Write out every line of the material as it stands, apart from the pictures.
----------------
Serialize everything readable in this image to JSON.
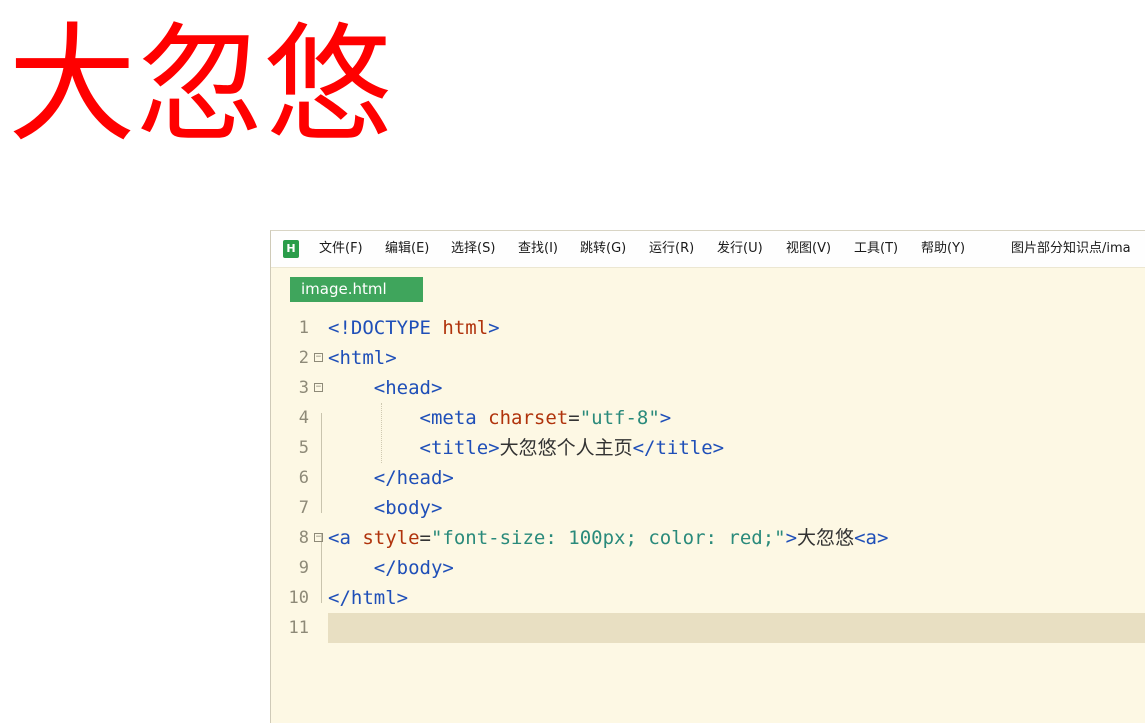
{
  "page": {
    "big_text": "大忽悠",
    "big_text_color": "#ff0000"
  },
  "editor": {
    "logo": "H",
    "menu": [
      {
        "label": "文件(F)"
      },
      {
        "label": "编辑(E)"
      },
      {
        "label": "选择(S)"
      },
      {
        "label": "查找(I)"
      },
      {
        "label": "跳转(G)"
      },
      {
        "label": "运行(R)"
      },
      {
        "label": "发行(U)"
      },
      {
        "label": "视图(V)"
      },
      {
        "label": "工具(T)"
      },
      {
        "label": "帮助(Y)"
      }
    ],
    "file_path": "图片部分知识点/ima",
    "tab_label": "image.html",
    "tab_color": "#3fa55c",
    "current_line": 11,
    "lines": [
      {
        "n": "1",
        "tokens": [
          [
            "tag",
            "<!DOCTYPE "
          ],
          [
            "attr",
            "html"
          ],
          [
            "tag",
            ">"
          ]
        ]
      },
      {
        "n": "2",
        "tokens": [
          [
            "tag",
            "<html>"
          ]
        ]
      },
      {
        "n": "3",
        "tokens": [
          [
            "text",
            "    "
          ],
          [
            "tag",
            "<head>"
          ]
        ]
      },
      {
        "n": "4",
        "tokens": [
          [
            "text",
            "        "
          ],
          [
            "tag",
            "<meta "
          ],
          [
            "attr",
            "charset"
          ],
          [
            "text",
            "="
          ],
          [
            "str",
            "\"utf-8\""
          ],
          [
            "tag",
            ">"
          ]
        ]
      },
      {
        "n": "5",
        "tokens": [
          [
            "text",
            "        "
          ],
          [
            "tag",
            "<title>"
          ],
          [
            "text",
            "大忽悠个人主页"
          ],
          [
            "tag",
            "</title>"
          ]
        ]
      },
      {
        "n": "6",
        "tokens": [
          [
            "text",
            "    "
          ],
          [
            "tag",
            "</head>"
          ]
        ]
      },
      {
        "n": "7",
        "tokens": [
          [
            "text",
            "    "
          ],
          [
            "tag",
            "<body>"
          ]
        ]
      },
      {
        "n": "8",
        "tokens": [
          [
            "tag",
            "<a "
          ],
          [
            "attr",
            "style"
          ],
          [
            "text",
            "="
          ],
          [
            "str",
            "\"font-size: 100px; color: red;\""
          ],
          [
            "tag",
            ">"
          ],
          [
            "text",
            "大忽悠"
          ],
          [
            "tag",
            "<a>"
          ]
        ]
      },
      {
        "n": "9",
        "tokens": [
          [
            "text",
            "    "
          ],
          [
            "tag",
            "</body>"
          ]
        ]
      },
      {
        "n": "10",
        "tokens": [
          [
            "tag",
            "</html>"
          ]
        ]
      },
      {
        "n": "11",
        "tokens": []
      }
    ]
  }
}
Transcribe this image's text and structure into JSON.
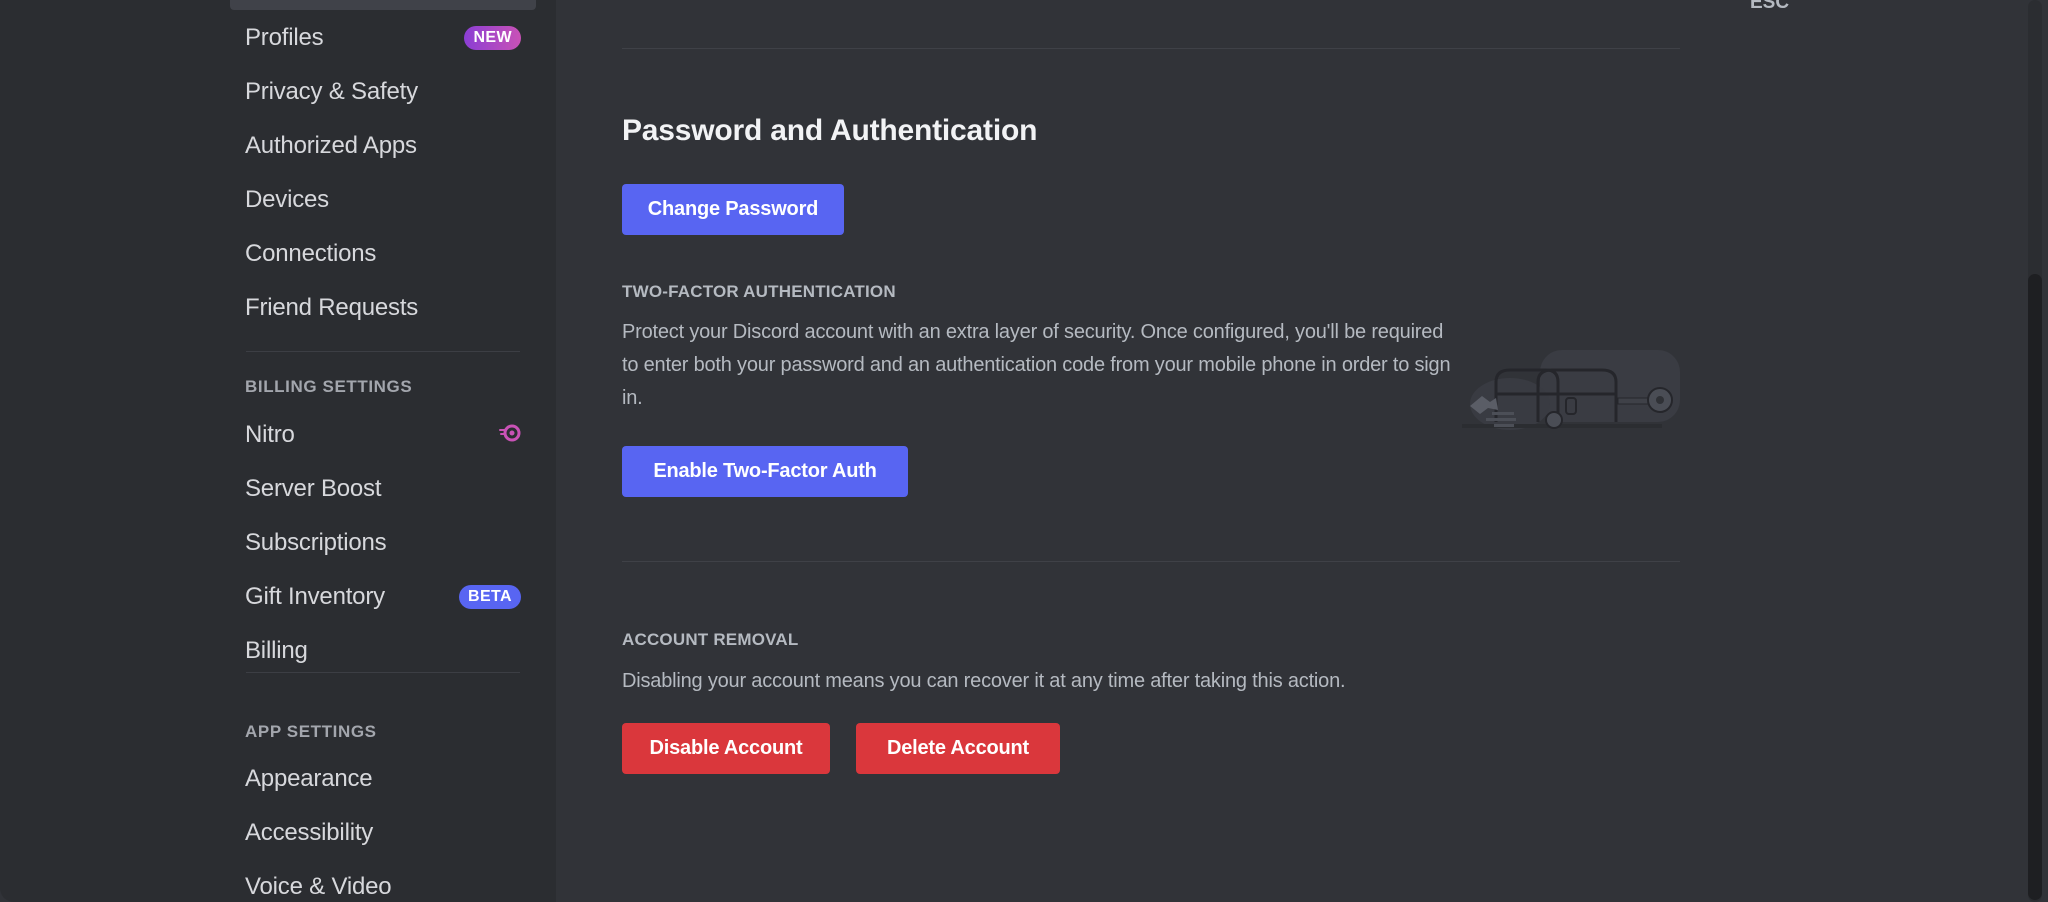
{
  "sidebar": {
    "user_settings_items": [
      {
        "label": "Profiles",
        "badge": "NEW"
      },
      {
        "label": "Privacy & Safety"
      },
      {
        "label": "Authorized Apps"
      },
      {
        "label": "Devices"
      },
      {
        "label": "Connections"
      },
      {
        "label": "Friend Requests"
      }
    ],
    "billing_header": "BILLING SETTINGS",
    "billing_items": [
      {
        "label": "Nitro",
        "icon": "nitro-icon"
      },
      {
        "label": "Server Boost"
      },
      {
        "label": "Subscriptions"
      },
      {
        "label": "Gift Inventory",
        "badge": "BETA"
      },
      {
        "label": "Billing"
      }
    ],
    "app_header": "APP SETTINGS",
    "app_items": [
      {
        "label": "Appearance"
      },
      {
        "label": "Accessibility"
      },
      {
        "label": "Voice & Video"
      }
    ]
  },
  "main": {
    "close_hint": "ESC",
    "password_section": {
      "title": "Password and Authentication",
      "change_password_label": "Change Password"
    },
    "two_factor": {
      "header": "TWO-FACTOR AUTHENTICATION",
      "description": "Protect your Discord account with an extra layer of security. Once configured, you'll be required to enter both your password and an authentication code from your mobile phone in order to sign in.",
      "enable_label": "Enable Two-Factor Auth",
      "illustration": "treasure-chest-key-illustration"
    },
    "account_removal": {
      "header": "ACCOUNT REMOVAL",
      "description": "Disabling your account means you can recover it at any time after taking this action.",
      "disable_label": "Disable Account",
      "delete_label": "Delete Account"
    }
  },
  "colors": {
    "brand": "#5865f2",
    "danger": "#da373c",
    "nitro": "#c952b6"
  }
}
----------------
**RESULT:**
Serialize everything readable in this image to JSON.
{
  "page": {
    "big_text": "大忽悠",
    "big_text_color": "#ff0000"
  },
  "editor": {
    "logo": "H",
    "menu": [
      {
        "label": "文件(F)"
      },
      {
        "label": "编辑(E)"
      },
      {
        "label": "选择(S)"
      },
      {
        "label": "查找(I)"
      },
      {
        "label": "跳转(G)"
      },
      {
        "label": "运行(R)"
      },
      {
        "label": "发行(U)"
      },
      {
        "label": "视图(V)"
      },
      {
        "label": "工具(T)"
      },
      {
        "label": "帮助(Y)"
      }
    ],
    "file_path": "图片部分知识点/ima",
    "tab_label": "image.html",
    "tab_color": "#3fa55c",
    "current_line": 11,
    "lines": [
      {
        "n": "1",
        "tokens": [
          [
            "tag",
            "<!DOCTYPE "
          ],
          [
            "attr",
            "html"
          ],
          [
            "tag",
            ">"
          ]
        ]
      },
      {
        "n": "2",
        "tokens": [
          [
            "tag",
            "<html>"
          ]
        ]
      },
      {
        "n": "3",
        "tokens": [
          [
            "text",
            "    "
          ],
          [
            "tag",
            "<head>"
          ]
        ]
      },
      {
        "n": "4",
        "tokens": [
          [
            "text",
            "        "
          ],
          [
            "tag",
            "<meta "
          ],
          [
            "attr",
            "charset"
          ],
          [
            "text",
            "="
          ],
          [
            "str",
            "\"utf-8\""
          ],
          [
            "tag",
            ">"
          ]
        ]
      },
      {
        "n": "5",
        "tokens": [
          [
            "text",
            "        "
          ],
          [
            "tag",
            "<title>"
          ],
          [
            "text",
            "大忽悠个人主页"
          ],
          [
            "tag",
            "</title>"
          ]
        ]
      },
      {
        "n": "6",
        "tokens": [
          [
            "text",
            "    "
          ],
          [
            "tag",
            "</head>"
          ]
        ]
      },
      {
        "n": "7",
        "tokens": [
          [
            "text",
            "    "
          ],
          [
            "tag",
            "<body>"
          ]
        ]
      },
      {
        "n": "8",
        "tokens": [
          [
            "tag",
            "<a "
          ],
          [
            "attr",
            "style"
          ],
          [
            "text",
            "="
          ],
          [
            "str",
            "\"font-size: 100px; color: red;\""
          ],
          [
            "tag",
            ">"
          ],
          [
            "text",
            "大忽悠"
          ],
          [
            "tag",
            "<a>"
          ]
        ]
      },
      {
        "n": "9",
        "tokens": [
          [
            "text",
            "    "
          ],
          [
            "tag",
            "</body>"
          ]
        ]
      },
      {
        "n": "10",
        "tokens": [
          [
            "tag",
            "</html>"
          ]
        ]
      },
      {
        "n": "11",
        "tokens": []
      }
    ]
  }
}
Transcribe this image's text and structure into JSON.
{
  "sidebar": {
    "user_settings_items": [
      {
        "label": "Profiles",
        "badge": "NEW"
      },
      {
        "label": "Privacy & Safety"
      },
      {
        "label": "Authorized Apps"
      },
      {
        "label": "Devices"
      },
      {
        "label": "Connections"
      },
      {
        "label": "Friend Requests"
      }
    ],
    "billing_header": "BILLING SETTINGS",
    "billing_items": [
      {
        "label": "Nitro",
        "icon": "nitro-icon"
      },
      {
        "label": "Server Boost"
      },
      {
        "label": "Subscriptions"
      },
      {
        "label": "Gift Inventory",
        "badge": "BETA"
      },
      {
        "label": "Billing"
      }
    ],
    "app_header": "APP SETTINGS",
    "app_items": [
      {
        "label": "Appearance"
      },
      {
        "label": "Accessibility"
      },
      {
        "label": "Voice & Video"
      }
    ]
  },
  "main": {
    "close_hint": "ESC",
    "password_section": {
      "title": "Password and Authentication",
      "change_password_label": "Change Password"
    },
    "two_factor": {
      "header": "TWO-FACTOR AUTHENTICATION",
      "description": "Protect your Discord account with an extra layer of security. Once configured, you'll be required to enter both your password and an authentication code from your mobile phone in order to sign in.",
      "enable_label": "Enable Two-Factor Auth",
      "illustration": "treasure-chest-key-illustration"
    },
    "account_removal": {
      "header": "ACCOUNT REMOVAL",
      "description": "Disabling your account means you can recover it at any time after taking this action.",
      "disable_label": "Disable Account",
      "delete_label": "Delete Account"
    }
  },
  "colors": {
    "brand": "#5865f2",
    "danger": "#da373c",
    "nitro": "#c952b6"
  }
}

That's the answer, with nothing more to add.